> _Records contained in a dataset_:
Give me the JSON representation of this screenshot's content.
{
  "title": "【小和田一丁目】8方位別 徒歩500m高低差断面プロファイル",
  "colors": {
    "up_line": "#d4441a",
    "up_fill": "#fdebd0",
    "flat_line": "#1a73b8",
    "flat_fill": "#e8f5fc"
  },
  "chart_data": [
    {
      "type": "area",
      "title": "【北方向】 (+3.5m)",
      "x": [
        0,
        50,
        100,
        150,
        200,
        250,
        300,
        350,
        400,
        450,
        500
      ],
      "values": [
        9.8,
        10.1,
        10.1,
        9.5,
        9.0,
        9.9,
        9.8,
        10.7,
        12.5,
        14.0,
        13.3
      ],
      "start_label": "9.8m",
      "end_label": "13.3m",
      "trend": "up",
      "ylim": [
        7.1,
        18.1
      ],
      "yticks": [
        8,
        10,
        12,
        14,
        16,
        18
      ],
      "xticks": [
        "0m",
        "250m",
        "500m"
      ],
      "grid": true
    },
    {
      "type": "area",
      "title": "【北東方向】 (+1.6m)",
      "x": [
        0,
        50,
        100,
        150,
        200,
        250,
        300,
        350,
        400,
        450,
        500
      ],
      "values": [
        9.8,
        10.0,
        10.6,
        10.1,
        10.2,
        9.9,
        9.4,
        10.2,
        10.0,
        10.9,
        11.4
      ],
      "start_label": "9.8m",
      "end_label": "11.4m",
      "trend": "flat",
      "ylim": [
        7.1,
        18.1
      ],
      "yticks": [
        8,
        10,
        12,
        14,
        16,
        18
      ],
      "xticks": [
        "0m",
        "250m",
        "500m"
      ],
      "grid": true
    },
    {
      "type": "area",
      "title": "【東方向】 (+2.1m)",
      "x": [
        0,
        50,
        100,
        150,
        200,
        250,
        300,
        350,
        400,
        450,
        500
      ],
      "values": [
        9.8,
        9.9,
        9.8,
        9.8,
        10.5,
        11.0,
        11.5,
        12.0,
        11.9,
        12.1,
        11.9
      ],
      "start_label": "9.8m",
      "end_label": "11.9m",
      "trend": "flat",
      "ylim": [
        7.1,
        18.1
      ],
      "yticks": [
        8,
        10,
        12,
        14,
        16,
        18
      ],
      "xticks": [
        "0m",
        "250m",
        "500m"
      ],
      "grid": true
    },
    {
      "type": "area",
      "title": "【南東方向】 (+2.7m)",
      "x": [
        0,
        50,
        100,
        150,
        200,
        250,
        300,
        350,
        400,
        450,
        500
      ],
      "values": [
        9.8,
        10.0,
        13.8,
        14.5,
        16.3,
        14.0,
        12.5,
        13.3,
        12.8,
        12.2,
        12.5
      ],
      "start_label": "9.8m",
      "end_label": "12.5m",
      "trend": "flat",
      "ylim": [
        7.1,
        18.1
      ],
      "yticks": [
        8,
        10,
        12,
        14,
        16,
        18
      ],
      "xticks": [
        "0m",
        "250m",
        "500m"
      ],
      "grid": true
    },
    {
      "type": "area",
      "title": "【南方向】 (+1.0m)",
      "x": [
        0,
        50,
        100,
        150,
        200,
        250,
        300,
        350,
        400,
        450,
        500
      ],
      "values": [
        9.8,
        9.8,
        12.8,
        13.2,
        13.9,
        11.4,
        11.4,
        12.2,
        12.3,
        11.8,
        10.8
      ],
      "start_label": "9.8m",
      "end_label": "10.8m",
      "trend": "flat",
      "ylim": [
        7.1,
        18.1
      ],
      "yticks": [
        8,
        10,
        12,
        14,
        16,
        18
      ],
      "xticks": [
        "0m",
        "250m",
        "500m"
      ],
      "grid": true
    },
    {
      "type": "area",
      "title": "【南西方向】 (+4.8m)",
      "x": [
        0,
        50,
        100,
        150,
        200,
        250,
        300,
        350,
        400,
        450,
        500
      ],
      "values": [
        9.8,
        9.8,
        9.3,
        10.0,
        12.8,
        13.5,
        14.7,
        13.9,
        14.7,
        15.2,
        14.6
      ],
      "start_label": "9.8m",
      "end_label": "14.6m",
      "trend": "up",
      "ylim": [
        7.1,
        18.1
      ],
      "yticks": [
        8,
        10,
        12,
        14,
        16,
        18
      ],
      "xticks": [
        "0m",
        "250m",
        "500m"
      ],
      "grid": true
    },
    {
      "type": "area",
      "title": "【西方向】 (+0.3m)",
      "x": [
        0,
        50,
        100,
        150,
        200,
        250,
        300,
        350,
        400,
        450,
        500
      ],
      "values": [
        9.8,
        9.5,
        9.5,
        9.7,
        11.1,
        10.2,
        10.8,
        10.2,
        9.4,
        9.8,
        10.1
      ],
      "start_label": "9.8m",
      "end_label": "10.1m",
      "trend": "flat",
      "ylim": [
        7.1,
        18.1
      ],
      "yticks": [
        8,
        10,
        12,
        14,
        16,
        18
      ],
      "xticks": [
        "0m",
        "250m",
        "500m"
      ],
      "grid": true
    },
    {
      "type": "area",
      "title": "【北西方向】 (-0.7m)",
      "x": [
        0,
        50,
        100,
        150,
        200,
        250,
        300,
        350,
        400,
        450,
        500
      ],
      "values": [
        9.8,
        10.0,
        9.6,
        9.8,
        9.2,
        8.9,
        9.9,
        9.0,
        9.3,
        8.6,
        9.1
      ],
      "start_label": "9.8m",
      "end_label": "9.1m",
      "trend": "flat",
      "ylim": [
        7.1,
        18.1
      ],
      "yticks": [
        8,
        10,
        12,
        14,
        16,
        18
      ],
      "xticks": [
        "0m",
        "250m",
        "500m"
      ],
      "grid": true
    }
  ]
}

> _What the task requires_:
Return every entry verbatim.

> _The answer_:
Give me the JSON representation of this screenshot's content.
{
  "title": "【小和田一丁目】8方位別 徒歩500m高低差断面プロファイル",
  "colors": {
    "up_line": "#d4441a",
    "up_fill": "#fdebd0",
    "flat_line": "#1a73b8",
    "flat_fill": "#e8f5fc"
  },
  "chart_data": [
    {
      "type": "area",
      "title": "【北方向】 (+3.5m)",
      "x": [
        0,
        50,
        100,
        150,
        200,
        250,
        300,
        350,
        400,
        450,
        500
      ],
      "values": [
        9.8,
        10.1,
        10.1,
        9.5,
        9.0,
        9.9,
        9.8,
        10.7,
        12.5,
        14.0,
        13.3
      ],
      "start_label": "9.8m",
      "end_label": "13.3m",
      "trend": "up",
      "ylim": [
        7.1,
        18.1
      ],
      "yticks": [
        8,
        10,
        12,
        14,
        16,
        18
      ],
      "xticks": [
        "0m",
        "250m",
        "500m"
      ],
      "grid": true
    },
    {
      "type": "area",
      "title": "【北東方向】 (+1.6m)",
      "x": [
        0,
        50,
        100,
        150,
        200,
        250,
        300,
        350,
        400,
        450,
        500
      ],
      "values": [
        9.8,
        10.0,
        10.6,
        10.1,
        10.2,
        9.9,
        9.4,
        10.2,
        10.0,
        10.9,
        11.4
      ],
      "start_label": "9.8m",
      "end_label": "11.4m",
      "trend": "flat",
      "ylim": [
        7.1,
        18.1
      ],
      "yticks": [
        8,
        10,
        12,
        14,
        16,
        18
      ],
      "xticks": [
        "0m",
        "250m",
        "500m"
      ],
      "grid": true
    },
    {
      "type": "area",
      "title": "【東方向】 (+2.1m)",
      "x": [
        0,
        50,
        100,
        150,
        200,
        250,
        300,
        350,
        400,
        450,
        500
      ],
      "values": [
        9.8,
        9.9,
        9.8,
        9.8,
        10.5,
        11.0,
        11.5,
        12.0,
        11.9,
        12.1,
        11.9
      ],
      "start_label": "9.8m",
      "end_label": "11.9m",
      "trend": "flat",
      "ylim": [
        7.1,
        18.1
      ],
      "yticks": [
        8,
        10,
        12,
        14,
        16,
        18
      ],
      "xticks": [
        "0m",
        "250m",
        "500m"
      ],
      "grid": true
    },
    {
      "type": "area",
      "title": "【南東方向】 (+2.7m)",
      "x": [
        0,
        50,
        100,
        150,
        200,
        250,
        300,
        350,
        400,
        450,
        500
      ],
      "values": [
        9.8,
        10.0,
        13.8,
        14.5,
        16.3,
        14.0,
        12.5,
        13.3,
        12.8,
        12.2,
        12.5
      ],
      "start_label": "9.8m",
      "end_label": "12.5m",
      "trend": "flat",
      "ylim": [
        7.1,
        18.1
      ],
      "yticks": [
        8,
        10,
        12,
        14,
        16,
        18
      ],
      "xticks": [
        "0m",
        "250m",
        "500m"
      ],
      "grid": true
    },
    {
      "type": "area",
      "title": "【南方向】 (+1.0m)",
      "x": [
        0,
        50,
        100,
        150,
        200,
        250,
        300,
        350,
        400,
        450,
        500
      ],
      "values": [
        9.8,
        9.8,
        12.8,
        13.2,
        13.9,
        11.4,
        11.4,
        12.2,
        12.3,
        11.8,
        10.8
      ],
      "start_label": "9.8m",
      "end_label": "10.8m",
      "trend": "flat",
      "ylim": [
        7.1,
        18.1
      ],
      "yticks": [
        8,
        10,
        12,
        14,
        16,
        18
      ],
      "xticks": [
        "0m",
        "250m",
        "500m"
      ],
      "grid": true
    },
    {
      "type": "area",
      "title": "【南西方向】 (+4.8m)",
      "x": [
        0,
        50,
        100,
        150,
        200,
        250,
        300,
        350,
        400,
        450,
        500
      ],
      "values": [
        9.8,
        9.8,
        9.3,
        10.0,
        12.8,
        13.5,
        14.7,
        13.9,
        14.7,
        15.2,
        14.6
      ],
      "start_label": "9.8m",
      "end_label": "14.6m",
      "trend": "up",
      "ylim": [
        7.1,
        18.1
      ],
      "yticks": [
        8,
        10,
        12,
        14,
        16,
        18
      ],
      "xticks": [
        "0m",
        "250m",
        "500m"
      ],
      "grid": true
    },
    {
      "type": "area",
      "title": "【西方向】 (+0.3m)",
      "x": [
        0,
        50,
        100,
        150,
        200,
        250,
        300,
        350,
        400,
        450,
        500
      ],
      "values": [
        9.8,
        9.5,
        9.5,
        9.7,
        11.1,
        10.2,
        10.8,
        10.2,
        9.4,
        9.8,
        10.1
      ],
      "start_label": "9.8m",
      "end_label": "10.1m",
      "trend": "flat",
      "ylim": [
        7.1,
        18.1
      ],
      "yticks": [
        8,
        10,
        12,
        14,
        16,
        18
      ],
      "xticks": [
        "0m",
        "250m",
        "500m"
      ],
      "grid": true
    },
    {
      "type": "area",
      "title": "【北西方向】 (-0.7m)",
      "x": [
        0,
        50,
        100,
        150,
        200,
        250,
        300,
        350,
        400,
        450,
        500
      ],
      "values": [
        9.8,
        10.0,
        9.6,
        9.8,
        9.2,
        8.9,
        9.9,
        9.0,
        9.3,
        8.6,
        9.1
      ],
      "start_label": "9.8m",
      "end_label": "9.1m",
      "trend": "flat",
      "ylim": [
        7.1,
        18.1
      ],
      "yticks": [
        8,
        10,
        12,
        14,
        16,
        18
      ],
      "xticks": [
        "0m",
        "250m",
        "500m"
      ],
      "grid": true
    }
  ]
}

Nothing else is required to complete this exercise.